| Extracted material |
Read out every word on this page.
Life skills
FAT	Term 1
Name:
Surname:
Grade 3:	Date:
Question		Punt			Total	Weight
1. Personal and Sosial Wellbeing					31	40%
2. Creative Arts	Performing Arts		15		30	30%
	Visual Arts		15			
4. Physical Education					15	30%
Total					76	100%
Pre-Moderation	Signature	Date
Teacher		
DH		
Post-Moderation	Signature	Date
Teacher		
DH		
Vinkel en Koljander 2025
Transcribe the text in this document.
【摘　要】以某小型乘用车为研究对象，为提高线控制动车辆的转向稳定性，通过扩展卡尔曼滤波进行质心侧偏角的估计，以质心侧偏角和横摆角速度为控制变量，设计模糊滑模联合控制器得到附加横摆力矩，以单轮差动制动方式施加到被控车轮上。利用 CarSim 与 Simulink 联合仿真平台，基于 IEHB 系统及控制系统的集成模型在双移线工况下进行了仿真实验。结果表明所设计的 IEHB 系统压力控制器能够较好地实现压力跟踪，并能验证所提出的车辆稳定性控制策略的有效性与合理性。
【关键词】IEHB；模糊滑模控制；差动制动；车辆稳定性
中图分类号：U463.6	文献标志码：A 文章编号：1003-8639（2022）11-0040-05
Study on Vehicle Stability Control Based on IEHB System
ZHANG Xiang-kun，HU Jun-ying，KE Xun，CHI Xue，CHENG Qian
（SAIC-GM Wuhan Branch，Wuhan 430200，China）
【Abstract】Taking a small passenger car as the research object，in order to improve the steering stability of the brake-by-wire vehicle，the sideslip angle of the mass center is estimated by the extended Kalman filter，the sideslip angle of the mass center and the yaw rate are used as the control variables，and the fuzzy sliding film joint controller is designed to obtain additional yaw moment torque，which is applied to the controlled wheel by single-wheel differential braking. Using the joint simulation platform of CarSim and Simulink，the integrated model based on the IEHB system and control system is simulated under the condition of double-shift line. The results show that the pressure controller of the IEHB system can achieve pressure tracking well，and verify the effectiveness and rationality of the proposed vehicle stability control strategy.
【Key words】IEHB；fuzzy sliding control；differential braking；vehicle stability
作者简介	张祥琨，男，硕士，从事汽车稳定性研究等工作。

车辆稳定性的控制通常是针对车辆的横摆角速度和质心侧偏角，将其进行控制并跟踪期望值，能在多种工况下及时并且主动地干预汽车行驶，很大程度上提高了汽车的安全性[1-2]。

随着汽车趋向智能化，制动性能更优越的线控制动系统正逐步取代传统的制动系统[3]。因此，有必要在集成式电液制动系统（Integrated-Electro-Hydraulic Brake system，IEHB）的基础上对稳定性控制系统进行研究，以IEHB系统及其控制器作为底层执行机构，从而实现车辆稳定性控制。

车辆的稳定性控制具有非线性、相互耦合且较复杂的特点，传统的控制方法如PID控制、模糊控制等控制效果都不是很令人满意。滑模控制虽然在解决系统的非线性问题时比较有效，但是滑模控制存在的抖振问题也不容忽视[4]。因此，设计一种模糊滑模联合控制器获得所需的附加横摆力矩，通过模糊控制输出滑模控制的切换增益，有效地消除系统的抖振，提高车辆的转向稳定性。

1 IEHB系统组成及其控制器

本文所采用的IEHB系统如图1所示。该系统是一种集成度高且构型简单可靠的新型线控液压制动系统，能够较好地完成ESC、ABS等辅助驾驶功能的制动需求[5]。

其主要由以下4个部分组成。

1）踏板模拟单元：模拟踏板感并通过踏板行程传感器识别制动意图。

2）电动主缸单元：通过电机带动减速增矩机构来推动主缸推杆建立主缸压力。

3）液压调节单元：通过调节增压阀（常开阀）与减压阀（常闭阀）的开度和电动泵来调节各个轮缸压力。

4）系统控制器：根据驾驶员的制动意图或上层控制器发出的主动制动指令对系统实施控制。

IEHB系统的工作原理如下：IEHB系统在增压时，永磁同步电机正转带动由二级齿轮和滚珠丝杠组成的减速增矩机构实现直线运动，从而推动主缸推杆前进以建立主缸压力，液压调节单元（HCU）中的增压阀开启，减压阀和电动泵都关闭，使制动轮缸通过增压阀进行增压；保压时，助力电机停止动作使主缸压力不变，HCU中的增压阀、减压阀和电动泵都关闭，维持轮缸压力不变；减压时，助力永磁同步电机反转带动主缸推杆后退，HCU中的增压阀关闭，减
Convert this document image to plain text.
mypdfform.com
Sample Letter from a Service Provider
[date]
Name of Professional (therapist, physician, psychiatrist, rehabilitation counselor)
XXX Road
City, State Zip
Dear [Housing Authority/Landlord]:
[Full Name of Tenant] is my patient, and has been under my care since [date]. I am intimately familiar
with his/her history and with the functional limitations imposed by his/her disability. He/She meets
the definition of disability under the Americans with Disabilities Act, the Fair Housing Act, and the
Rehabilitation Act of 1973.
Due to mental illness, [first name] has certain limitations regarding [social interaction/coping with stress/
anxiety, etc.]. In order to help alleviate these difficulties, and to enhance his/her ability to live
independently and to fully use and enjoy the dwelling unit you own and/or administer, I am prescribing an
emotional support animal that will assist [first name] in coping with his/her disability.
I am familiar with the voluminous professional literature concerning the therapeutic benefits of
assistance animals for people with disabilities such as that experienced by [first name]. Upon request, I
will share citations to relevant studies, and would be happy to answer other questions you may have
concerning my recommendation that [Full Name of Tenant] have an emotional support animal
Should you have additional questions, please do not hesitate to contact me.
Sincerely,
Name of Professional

| Requirement |
Restate each record exactly as written.

| The solution |
Read out every word on this page.
Life skills
FAT	Term 1
Name:
Surname:
Grade 3:	Date:
Question		Punt			Total	Weight
1. Personal and Sosial Wellbeing					31	40%
2. Creative Arts	Performing Arts		15		30	30%
	Visual Arts		15			
4. Physical Education					15	30%
Total					76	100%
Pre-Moderation	Signature	Date
Teacher		
DH		
Post-Moderation	Signature	Date
Teacher		
DH		
Vinkel en Koljander 2025
Transcribe the text in this document.
【摘　要】以某小型乘用车为研究对象，为提高线控制动车辆的转向稳定性，通过扩展卡尔曼滤波进行质心侧偏角的估计，以质心侧偏角和横摆角速度为控制变量，设计模糊滑模联合控制器得到附加横摆力矩，以单轮差动制动方式施加到被控车轮上。利用 CarSim 与 Simulink 联合仿真平台，基于 IEHB 系统及控制系统的集成模型在双移线工况下进行了仿真实验。结果表明所设计的 IEHB 系统压力控制器能够较好地实现压力跟踪，并能验证所提出的车辆稳定性控制策略的有效性与合理性。
【关键词】IEHB；模糊滑模控制；差动制动；车辆稳定性
中图分类号：U463.6	文献标志码：A 文章编号：1003-8639（2022）11-0040-05
Study on Vehicle Stability Control Based on IEHB System
ZHANG Xiang-kun，HU Jun-ying，KE Xun，CHI Xue，CHENG Qian
（SAIC-GM Wuhan Branch，Wuhan 430200，China）
【Abstract】Taking a small passenger car as the research object，in order to improve the steering stability of the brake-by-wire vehicle，the sideslip angle of the mass center is estimated by the extended Kalman filter，the sideslip angle of the mass center and the yaw rate are used as the control variables，and the fuzzy sliding film joint controller is designed to obtain additional yaw moment torque，which is applied to the controlled wheel by single-wheel differential braking. Using the joint simulation platform of CarSim and Simulink，the integrated model based on the IEHB system and control system is simulated under the condition of double-shift line. The results show that the pressure controller of the IEHB system can achieve pressure tracking well，and verify the effectiveness and rationality of the proposed vehicle stability control strategy.
【Key words】IEHB；fuzzy sliding control；differential braking；vehicle stability
作者简介	张祥琨，男，硕士，从事汽车稳定性研究等工作。

车辆稳定性的控制通常是针对车辆的横摆角速度和质心侧偏角，将其进行控制并跟踪期望值，能在多种工况下及时并且主动地干预汽车行驶，很大程度上提高了汽车的安全性[1-2]。

随着汽车趋向智能化，制动性能更优越的线控制动系统正逐步取代传统的制动系统[3]。因此，有必要在集成式电液制动系统（Integrated-Electro-Hydraulic Brake system，IEHB）的基础上对稳定性控制系统进行研究，以IEHB系统及其控制器作为底层执行机构，从而实现车辆稳定性控制。

车辆的稳定性控制具有非线性、相互耦合且较复杂的特点，传统的控制方法如PID控制、模糊控制等控制效果都不是很令人满意。滑模控制虽然在解决系统的非线性问题时比较有效，但是滑模控制存在的抖振问题也不容忽视[4]。因此，设计一种模糊滑模联合控制器获得所需的附加横摆力矩，通过模糊控制输出滑模控制的切换增益，有效地消除系统的抖振，提高车辆的转向稳定性。

1 IEHB系统组成及其控制器

本文所采用的IEHB系统如图1所示。该系统是一种集成度高且构型简单可靠的新型线控液压制动系统，能够较好地完成ESC、ABS等辅助驾驶功能的制动需求[5]。

其主要由以下4个部分组成。

1）踏板模拟单元：模拟踏板感并通过踏板行程传感器识别制动意图。

2）电动主缸单元：通过电机带动减速增矩机构来推动主缸推杆建立主缸压力。

3）液压调节单元：通过调节增压阀（常开阀）与减压阀（常闭阀）的开度和电动泵来调节各个轮缸压力。

4）系统控制器：根据驾驶员的制动意图或上层控制器发出的主动制动指令对系统实施控制。

IEHB系统的工作原理如下：IEHB系统在增压时，永磁同步电机正转带动由二级齿轮和滚珠丝杠组成的减速增矩机构实现直线运动，从而推动主缸推杆前进以建立主缸压力，液压调节单元（HCU）中的增压阀开启，减压阀和电动泵都关闭，使制动轮缸通过增压阀进行增压；保压时，助力电机停止动作使主缸压力不变，HCU中的增压阀、减压阀和电动泵都关闭，维持轮缸压力不变；减压时，助力永磁同步电机反转带动主缸推杆后退，HCU中的增压阀关闭，减
Convert this document image to plain text.
mypdfform.com
Sample Letter from a Service Provider
[date]
Name of Professional (therapist, physician, psychiatrist, rehabilitation counselor)
XXX Road
City, State Zip
Dear [Housing Authority/Landlord]:
[Full Name of Tenant] is my patient, and has been under my care since [date]. I am intimately familiar
with his/her history and with the functional limitations imposed by his/her disability. He/She meets
the definition of disability under the Americans with Disabilities Act, the Fair Housing Act, and the
Rehabilitation Act of 1973.
Due to mental illness, [first name] has certain limitations regarding [social interaction/coping with stress/
anxiety, etc.]. In order to help alleviate these difficulties, and to enhance his/her ability to live
independently and to fully use and enjoy the dwelling unit you own and/or administer, I am prescribing an
emotional support animal that will assist [first name] in coping with his/her disability.
I am familiar with the voluminous professional literature concerning the therapeutic benefits of
assistance animals for people with disabilities such as that experienced by [first name]. Upon request, I
will share citations to relevant studies, and would be happy to answer other questions you may have
concerning my recommendation that [Full Name of Tenant] have an emotional support animal
Should you have additional questions, please do not hesitate to contact me.
Sincerely,
Name of Professional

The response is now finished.